Figure content listings:
□ □ □ □ □ □ □

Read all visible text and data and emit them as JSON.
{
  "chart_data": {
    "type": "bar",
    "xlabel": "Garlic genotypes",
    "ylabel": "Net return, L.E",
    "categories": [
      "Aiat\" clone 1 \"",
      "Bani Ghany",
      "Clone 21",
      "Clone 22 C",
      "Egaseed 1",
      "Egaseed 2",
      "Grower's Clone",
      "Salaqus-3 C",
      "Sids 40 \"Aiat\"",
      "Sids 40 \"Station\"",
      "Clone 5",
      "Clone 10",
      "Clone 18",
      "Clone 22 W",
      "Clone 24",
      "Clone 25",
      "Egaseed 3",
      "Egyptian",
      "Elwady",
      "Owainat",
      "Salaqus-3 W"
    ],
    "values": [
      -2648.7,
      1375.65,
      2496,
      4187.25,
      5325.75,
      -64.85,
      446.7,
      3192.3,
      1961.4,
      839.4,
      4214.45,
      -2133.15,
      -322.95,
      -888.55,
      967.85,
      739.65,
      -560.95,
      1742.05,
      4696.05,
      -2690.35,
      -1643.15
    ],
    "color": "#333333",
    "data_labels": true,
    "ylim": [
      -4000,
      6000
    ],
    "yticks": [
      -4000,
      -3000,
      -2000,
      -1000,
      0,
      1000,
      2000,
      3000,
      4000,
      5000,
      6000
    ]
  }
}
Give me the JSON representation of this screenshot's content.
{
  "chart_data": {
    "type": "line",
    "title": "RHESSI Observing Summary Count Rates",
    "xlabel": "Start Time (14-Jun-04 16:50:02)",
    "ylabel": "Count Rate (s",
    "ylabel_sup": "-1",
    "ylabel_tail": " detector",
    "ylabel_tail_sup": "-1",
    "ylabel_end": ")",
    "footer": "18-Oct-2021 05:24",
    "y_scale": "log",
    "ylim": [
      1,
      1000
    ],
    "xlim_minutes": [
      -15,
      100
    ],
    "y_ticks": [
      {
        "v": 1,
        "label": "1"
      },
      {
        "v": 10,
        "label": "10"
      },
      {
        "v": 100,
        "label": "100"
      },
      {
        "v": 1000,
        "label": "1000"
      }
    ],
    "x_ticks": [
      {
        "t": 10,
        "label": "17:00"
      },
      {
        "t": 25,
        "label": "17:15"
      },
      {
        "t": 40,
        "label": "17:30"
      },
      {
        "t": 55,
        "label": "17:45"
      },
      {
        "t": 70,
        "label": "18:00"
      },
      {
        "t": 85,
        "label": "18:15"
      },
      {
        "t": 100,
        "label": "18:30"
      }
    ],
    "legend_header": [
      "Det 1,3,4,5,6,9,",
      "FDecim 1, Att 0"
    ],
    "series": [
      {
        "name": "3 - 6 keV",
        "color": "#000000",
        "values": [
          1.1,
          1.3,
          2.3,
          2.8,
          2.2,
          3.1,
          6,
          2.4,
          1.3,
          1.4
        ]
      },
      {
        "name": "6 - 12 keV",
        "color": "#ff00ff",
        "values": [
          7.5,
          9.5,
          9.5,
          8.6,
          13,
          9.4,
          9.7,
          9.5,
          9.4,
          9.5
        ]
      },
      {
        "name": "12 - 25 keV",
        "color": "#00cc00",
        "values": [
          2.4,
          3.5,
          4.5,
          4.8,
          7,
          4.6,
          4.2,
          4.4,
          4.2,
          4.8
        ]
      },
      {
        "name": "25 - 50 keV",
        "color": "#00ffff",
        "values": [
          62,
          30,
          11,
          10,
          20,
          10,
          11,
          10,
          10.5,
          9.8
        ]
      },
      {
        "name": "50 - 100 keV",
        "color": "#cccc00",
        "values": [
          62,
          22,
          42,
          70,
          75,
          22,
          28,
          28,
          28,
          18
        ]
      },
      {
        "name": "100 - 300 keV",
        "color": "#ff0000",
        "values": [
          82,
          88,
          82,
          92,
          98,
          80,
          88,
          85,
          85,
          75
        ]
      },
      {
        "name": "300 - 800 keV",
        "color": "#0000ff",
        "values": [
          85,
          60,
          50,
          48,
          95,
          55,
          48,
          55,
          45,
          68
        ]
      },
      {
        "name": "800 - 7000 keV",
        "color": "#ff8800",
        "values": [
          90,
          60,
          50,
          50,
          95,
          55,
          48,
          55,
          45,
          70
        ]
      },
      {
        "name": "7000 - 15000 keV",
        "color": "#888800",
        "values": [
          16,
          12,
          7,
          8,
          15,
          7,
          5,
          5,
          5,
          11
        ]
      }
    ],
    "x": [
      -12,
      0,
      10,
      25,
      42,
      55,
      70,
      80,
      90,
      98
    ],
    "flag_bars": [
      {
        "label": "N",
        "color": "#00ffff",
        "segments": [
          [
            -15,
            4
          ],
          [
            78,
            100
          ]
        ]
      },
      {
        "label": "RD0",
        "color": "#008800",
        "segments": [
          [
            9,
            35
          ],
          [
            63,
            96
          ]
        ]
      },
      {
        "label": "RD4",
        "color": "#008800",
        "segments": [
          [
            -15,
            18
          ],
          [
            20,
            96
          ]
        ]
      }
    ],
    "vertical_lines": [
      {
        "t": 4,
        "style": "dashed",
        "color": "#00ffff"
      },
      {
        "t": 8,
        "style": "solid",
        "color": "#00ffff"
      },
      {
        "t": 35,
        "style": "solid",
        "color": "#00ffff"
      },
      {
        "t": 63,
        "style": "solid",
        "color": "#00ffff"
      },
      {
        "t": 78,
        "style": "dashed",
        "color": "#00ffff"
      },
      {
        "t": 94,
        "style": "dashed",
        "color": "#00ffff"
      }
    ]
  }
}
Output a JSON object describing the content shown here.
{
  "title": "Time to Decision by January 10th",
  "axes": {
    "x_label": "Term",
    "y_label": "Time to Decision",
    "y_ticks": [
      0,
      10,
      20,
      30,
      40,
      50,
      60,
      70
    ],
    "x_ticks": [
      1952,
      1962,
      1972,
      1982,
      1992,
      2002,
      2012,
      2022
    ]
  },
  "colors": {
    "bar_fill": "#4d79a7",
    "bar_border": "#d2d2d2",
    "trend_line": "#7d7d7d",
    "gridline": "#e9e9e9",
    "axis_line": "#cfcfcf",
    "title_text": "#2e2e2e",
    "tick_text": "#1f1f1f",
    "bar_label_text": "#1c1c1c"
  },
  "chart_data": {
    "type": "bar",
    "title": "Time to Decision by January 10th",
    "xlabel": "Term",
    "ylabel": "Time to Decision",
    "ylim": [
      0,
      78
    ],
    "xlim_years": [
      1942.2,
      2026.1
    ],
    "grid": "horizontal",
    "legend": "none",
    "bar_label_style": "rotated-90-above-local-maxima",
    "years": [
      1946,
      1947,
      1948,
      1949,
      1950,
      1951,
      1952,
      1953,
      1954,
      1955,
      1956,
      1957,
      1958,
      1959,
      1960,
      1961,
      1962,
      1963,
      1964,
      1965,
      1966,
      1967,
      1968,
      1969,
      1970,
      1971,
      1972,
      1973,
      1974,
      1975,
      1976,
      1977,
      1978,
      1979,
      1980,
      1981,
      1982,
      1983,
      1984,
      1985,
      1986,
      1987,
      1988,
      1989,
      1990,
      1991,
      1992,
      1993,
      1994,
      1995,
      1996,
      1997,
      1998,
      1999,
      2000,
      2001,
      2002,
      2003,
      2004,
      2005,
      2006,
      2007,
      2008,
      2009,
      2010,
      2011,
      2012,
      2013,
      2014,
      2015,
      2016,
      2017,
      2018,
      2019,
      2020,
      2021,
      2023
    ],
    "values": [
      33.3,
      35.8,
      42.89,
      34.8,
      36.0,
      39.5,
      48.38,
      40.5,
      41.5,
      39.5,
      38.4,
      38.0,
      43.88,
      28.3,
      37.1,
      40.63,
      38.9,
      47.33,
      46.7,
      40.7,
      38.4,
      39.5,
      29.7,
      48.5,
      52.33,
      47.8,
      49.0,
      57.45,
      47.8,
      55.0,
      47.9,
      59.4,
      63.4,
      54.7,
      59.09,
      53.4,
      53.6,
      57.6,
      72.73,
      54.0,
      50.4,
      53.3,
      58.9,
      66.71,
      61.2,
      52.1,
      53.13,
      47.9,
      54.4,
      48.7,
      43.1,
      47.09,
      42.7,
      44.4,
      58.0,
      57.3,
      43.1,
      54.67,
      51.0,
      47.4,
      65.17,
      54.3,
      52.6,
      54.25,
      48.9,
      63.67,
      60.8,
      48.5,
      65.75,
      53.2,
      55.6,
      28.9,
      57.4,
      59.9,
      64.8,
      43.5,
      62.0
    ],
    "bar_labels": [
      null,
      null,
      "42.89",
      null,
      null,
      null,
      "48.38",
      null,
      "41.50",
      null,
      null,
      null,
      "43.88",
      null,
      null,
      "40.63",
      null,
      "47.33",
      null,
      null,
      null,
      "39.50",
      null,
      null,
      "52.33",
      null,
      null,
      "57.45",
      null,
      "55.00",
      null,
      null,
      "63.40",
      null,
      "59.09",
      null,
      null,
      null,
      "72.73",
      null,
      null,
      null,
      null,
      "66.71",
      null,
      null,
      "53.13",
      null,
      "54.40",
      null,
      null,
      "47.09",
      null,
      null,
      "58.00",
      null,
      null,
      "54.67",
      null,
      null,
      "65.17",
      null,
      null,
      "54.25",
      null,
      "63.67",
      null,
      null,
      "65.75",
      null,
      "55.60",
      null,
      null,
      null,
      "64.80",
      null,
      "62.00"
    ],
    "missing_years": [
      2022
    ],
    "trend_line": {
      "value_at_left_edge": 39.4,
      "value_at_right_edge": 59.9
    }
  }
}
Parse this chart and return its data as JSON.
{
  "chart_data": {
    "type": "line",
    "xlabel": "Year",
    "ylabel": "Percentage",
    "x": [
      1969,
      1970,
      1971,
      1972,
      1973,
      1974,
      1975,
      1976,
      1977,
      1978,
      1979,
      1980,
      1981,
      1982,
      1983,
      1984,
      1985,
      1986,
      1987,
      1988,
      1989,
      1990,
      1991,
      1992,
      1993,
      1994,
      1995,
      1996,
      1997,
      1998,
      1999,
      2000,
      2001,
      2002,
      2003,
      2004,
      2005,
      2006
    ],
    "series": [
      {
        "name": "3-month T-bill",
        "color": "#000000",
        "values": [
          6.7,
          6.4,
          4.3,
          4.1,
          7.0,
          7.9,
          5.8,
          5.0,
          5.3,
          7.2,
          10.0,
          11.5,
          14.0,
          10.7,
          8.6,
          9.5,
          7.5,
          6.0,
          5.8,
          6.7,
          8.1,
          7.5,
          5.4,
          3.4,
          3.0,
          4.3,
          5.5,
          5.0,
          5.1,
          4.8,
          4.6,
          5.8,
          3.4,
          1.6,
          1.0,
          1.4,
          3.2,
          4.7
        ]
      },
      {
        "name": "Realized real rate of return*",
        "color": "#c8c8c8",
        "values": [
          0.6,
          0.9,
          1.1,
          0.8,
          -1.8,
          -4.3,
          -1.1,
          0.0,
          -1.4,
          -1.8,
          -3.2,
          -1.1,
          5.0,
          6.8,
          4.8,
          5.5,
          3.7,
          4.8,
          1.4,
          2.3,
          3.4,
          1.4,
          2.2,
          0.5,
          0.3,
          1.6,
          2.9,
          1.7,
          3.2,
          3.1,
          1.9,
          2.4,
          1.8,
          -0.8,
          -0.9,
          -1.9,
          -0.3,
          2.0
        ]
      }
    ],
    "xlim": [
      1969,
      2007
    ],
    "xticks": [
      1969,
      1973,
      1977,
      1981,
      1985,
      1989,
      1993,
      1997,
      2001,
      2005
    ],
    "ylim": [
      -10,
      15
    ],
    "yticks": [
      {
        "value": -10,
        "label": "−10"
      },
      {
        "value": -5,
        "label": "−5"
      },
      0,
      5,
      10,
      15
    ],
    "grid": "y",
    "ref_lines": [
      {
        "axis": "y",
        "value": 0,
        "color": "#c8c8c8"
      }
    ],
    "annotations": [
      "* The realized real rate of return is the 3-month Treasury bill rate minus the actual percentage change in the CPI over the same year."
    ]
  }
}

□ □ □ □ □ □ □

WRITTEN TASK: Look through the material above. Copy each line where the word "Decision" appears.

COMPLETED EXERCISE:
  "title": "Time to Decision by January 10th",
    "y_label": "Time to Decision",
    "title": "Time to Decision by January 10th",
    "ylabel": "Time to Decision",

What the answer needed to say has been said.